▸ **DIRECTIONS**
Without omitting anything, return the records precisely as given.

==== EXTRACTED DATA

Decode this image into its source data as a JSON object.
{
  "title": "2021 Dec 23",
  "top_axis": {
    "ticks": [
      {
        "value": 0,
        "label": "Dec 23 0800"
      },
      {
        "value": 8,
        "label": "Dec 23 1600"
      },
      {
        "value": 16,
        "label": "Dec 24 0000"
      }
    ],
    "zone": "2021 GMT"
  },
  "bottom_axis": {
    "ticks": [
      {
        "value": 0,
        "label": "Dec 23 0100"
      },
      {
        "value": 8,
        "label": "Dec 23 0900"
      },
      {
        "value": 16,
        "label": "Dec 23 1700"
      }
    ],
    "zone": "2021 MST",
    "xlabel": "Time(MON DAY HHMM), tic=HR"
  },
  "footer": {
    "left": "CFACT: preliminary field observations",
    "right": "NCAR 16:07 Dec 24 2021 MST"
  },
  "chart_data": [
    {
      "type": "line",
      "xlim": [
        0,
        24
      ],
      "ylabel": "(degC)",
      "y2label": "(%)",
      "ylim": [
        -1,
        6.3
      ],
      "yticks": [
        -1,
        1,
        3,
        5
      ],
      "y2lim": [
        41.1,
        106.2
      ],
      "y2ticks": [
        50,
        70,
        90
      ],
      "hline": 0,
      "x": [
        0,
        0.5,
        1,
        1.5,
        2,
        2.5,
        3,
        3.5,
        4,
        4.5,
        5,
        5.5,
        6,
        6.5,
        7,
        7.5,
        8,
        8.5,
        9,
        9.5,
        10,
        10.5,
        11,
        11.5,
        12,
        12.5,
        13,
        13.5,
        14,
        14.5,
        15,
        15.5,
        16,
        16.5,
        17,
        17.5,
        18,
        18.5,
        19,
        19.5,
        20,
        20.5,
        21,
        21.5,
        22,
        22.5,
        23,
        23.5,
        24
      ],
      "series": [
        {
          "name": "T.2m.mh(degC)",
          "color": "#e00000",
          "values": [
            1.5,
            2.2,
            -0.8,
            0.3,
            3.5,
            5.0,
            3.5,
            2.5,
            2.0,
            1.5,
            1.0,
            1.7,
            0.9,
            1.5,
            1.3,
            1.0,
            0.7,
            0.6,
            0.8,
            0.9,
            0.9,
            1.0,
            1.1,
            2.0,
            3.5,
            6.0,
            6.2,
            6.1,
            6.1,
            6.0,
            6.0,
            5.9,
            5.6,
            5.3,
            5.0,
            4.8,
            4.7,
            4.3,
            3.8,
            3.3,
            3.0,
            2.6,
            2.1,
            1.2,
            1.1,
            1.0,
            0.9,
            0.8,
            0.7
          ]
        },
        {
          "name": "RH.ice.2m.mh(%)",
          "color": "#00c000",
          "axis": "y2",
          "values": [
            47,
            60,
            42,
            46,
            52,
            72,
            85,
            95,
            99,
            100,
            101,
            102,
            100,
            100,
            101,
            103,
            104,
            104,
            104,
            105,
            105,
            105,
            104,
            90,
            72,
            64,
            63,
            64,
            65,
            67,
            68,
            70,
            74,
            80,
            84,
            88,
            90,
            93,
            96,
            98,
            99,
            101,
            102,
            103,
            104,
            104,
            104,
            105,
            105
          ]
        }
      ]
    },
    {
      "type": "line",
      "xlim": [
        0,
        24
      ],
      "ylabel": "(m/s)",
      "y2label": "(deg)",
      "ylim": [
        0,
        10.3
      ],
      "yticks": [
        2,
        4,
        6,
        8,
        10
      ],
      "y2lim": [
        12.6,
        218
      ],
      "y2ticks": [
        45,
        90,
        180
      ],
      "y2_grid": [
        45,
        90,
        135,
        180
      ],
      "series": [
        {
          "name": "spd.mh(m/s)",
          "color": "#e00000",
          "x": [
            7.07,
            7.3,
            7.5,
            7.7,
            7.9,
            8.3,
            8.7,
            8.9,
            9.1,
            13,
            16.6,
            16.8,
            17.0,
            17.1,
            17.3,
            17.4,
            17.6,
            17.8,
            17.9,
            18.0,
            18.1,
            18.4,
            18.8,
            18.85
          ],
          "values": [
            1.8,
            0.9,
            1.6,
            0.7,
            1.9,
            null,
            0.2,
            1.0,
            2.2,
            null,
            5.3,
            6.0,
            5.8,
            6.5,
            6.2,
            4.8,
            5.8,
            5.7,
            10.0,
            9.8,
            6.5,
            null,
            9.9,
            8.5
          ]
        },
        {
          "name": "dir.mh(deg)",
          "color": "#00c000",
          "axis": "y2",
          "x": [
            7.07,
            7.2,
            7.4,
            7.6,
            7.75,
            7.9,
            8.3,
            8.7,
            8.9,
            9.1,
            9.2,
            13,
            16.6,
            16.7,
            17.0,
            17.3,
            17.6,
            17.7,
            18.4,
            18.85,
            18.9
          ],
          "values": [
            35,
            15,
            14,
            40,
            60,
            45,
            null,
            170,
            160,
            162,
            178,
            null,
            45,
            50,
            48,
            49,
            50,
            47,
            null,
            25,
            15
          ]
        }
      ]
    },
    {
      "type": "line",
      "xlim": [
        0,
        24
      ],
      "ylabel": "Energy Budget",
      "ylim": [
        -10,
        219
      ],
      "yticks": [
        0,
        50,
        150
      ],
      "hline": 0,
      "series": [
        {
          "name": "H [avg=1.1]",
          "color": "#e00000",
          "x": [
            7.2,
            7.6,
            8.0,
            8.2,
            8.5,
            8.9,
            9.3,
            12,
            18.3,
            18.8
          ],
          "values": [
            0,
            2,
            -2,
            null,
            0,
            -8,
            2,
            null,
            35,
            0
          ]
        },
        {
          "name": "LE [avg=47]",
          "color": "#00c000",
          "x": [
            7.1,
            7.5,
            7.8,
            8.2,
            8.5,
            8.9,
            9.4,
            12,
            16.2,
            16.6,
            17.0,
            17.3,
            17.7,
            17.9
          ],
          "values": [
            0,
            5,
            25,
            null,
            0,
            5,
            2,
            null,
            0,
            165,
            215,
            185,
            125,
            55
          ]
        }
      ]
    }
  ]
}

========

▸ **TASK RESULT**
Decode this image into its source data as a JSON object.
{
  "title": "2021 Dec 23",
  "top_axis": {
    "ticks": [
      {
        "value": 0,
        "label": "Dec 23 0800"
      },
      {
        "value": 8,
        "label": "Dec 23 1600"
      },
      {
        "value": 16,
        "label": "Dec 24 0000"
      }
    ],
    "zone": "2021 GMT"
  },
  "bottom_axis": {
    "ticks": [
      {
        "value": 0,
        "label": "Dec 23 0100"
      },
      {
        "value": 8,
        "label": "Dec 23 0900"
      },
      {
        "value": 16,
        "label": "Dec 23 1700"
      }
    ],
    "zone": "2021 MST",
    "xlabel": "Time(MON DAY HHMM), tic=HR"
  },
  "footer": {
    "left": "CFACT: preliminary field observations",
    "right": "NCAR 16:07 Dec 24 2021 MST"
  },
  "chart_data": [
    {
      "type": "line",
      "xlim": [
        0,
        24
      ],
      "ylabel": "(degC)",
      "y2label": "(%)",
      "ylim": [
        -1,
        6.3
      ],
      "yticks": [
        -1,
        1,
        3,
        5
      ],
      "y2lim": [
        41.1,
        106.2
      ],
      "y2ticks": [
        50,
        70,
        90
      ],
      "hline": 0,
      "x": [
        0,
        0.5,
        1,
        1.5,
        2,
        2.5,
        3,
        3.5,
        4,
        4.5,
        5,
        5.5,
        6,
        6.5,
        7,
        7.5,
        8,
        8.5,
        9,
        9.5,
        10,
        10.5,
        11,
        11.5,
        12,
        12.5,
        13,
        13.5,
        14,
        14.5,
        15,
        15.5,
        16,
        16.5,
        17,
        17.5,
        18,
        18.5,
        19,
        19.5,
        20,
        20.5,
        21,
        21.5,
        22,
        22.5,
        23,
        23.5,
        24
      ],
      "series": [
        {
          "name": "T.2m.mh(degC)",
          "color": "#e00000",
          "values": [
            1.5,
            2.2,
            -0.8,
            0.3,
            3.5,
            5.0,
            3.5,
            2.5,
            2.0,
            1.5,
            1.0,
            1.7,
            0.9,
            1.5,
            1.3,
            1.0,
            0.7,
            0.6,
            0.8,
            0.9,
            0.9,
            1.0,
            1.1,
            2.0,
            3.5,
            6.0,
            6.2,
            6.1,
            6.1,
            6.0,
            6.0,
            5.9,
            5.6,
            5.3,
            5.0,
            4.8,
            4.7,
            4.3,
            3.8,
            3.3,
            3.0,
            2.6,
            2.1,
            1.2,
            1.1,
            1.0,
            0.9,
            0.8,
            0.7
          ]
        },
        {
          "name": "RH.ice.2m.mh(%)",
          "color": "#00c000",
          "axis": "y2",
          "values": [
            47,
            60,
            42,
            46,
            52,
            72,
            85,
            95,
            99,
            100,
            101,
            102,
            100,
            100,
            101,
            103,
            104,
            104,
            104,
            105,
            105,
            105,
            104,
            90,
            72,
            64,
            63,
            64,
            65,
            67,
            68,
            70,
            74,
            80,
            84,
            88,
            90,
            93,
            96,
            98,
            99,
            101,
            102,
            103,
            104,
            104,
            104,
            105,
            105
          ]
        }
      ]
    },
    {
      "type": "line",
      "xlim": [
        0,
        24
      ],
      "ylabel": "(m/s)",
      "y2label": "(deg)",
      "ylim": [
        0,
        10.3
      ],
      "yticks": [
        2,
        4,
        6,
        8,
        10
      ],
      "y2lim": [
        12.6,
        218
      ],
      "y2ticks": [
        45,
        90,
        180
      ],
      "y2_grid": [
        45,
        90,
        135,
        180
      ],
      "series": [
        {
          "name": "spd.mh(m/s)",
          "color": "#e00000",
          "x": [
            7.07,
            7.3,
            7.5,
            7.7,
            7.9,
            8.3,
            8.7,
            8.9,
            9.1,
            13,
            16.6,
            16.8,
            17.0,
            17.1,
            17.3,
            17.4,
            17.6,
            17.8,
            17.9,
            18.0,
            18.1,
            18.4,
            18.8,
            18.85
          ],
          "values": [
            1.8,
            0.9,
            1.6,
            0.7,
            1.9,
            null,
            0.2,
            1.0,
            2.2,
            null,
            5.3,
            6.0,
            5.8,
            6.5,
            6.2,
            4.8,
            5.8,
            5.7,
            10.0,
            9.8,
            6.5,
            null,
            9.9,
            8.5
          ]
        },
        {
          "name": "dir.mh(deg)",
          "color": "#00c000",
          "axis": "y2",
          "x": [
            7.07,
            7.2,
            7.4,
            7.6,
            7.75,
            7.9,
            8.3,
            8.7,
            8.9,
            9.1,
            9.2,
            13,
            16.6,
            16.7,
            17.0,
            17.3,
            17.6,
            17.7,
            18.4,
            18.85,
            18.9
          ],
          "values": [
            35,
            15,
            14,
            40,
            60,
            45,
            null,
            170,
            160,
            162,
            178,
            null,
            45,
            50,
            48,
            49,
            50,
            47,
            null,
            25,
            15
          ]
        }
      ]
    },
    {
      "type": "line",
      "xlim": [
        0,
        24
      ],
      "ylabel": "Energy Budget",
      "ylim": [
        -10,
        219
      ],
      "yticks": [
        0,
        50,
        150
      ],
      "hline": 0,
      "series": [
        {
          "name": "H [avg=1.1]",
          "color": "#e00000",
          "x": [
            7.2,
            7.6,
            8.0,
            8.2,
            8.5,
            8.9,
            9.3,
            12,
            18.3,
            18.8
          ],
          "values": [
            0,
            2,
            -2,
            null,
            0,
            -8,
            2,
            null,
            35,
            0
          ]
        },
        {
          "name": "LE [avg=47]",
          "color": "#00c000",
          "x": [
            7.1,
            7.5,
            7.8,
            8.2,
            8.5,
            8.9,
            9.4,
            12,
            16.2,
            16.6,
            17.0,
            17.3,
            17.7,
            17.9
          ],
          "values": [
            0,
            5,
            25,
            null,
            0,
            5,
            2,
            null,
            0,
            165,
            215,
            185,
            125,
            55
          ]
        }
      ]
    }
  ]
}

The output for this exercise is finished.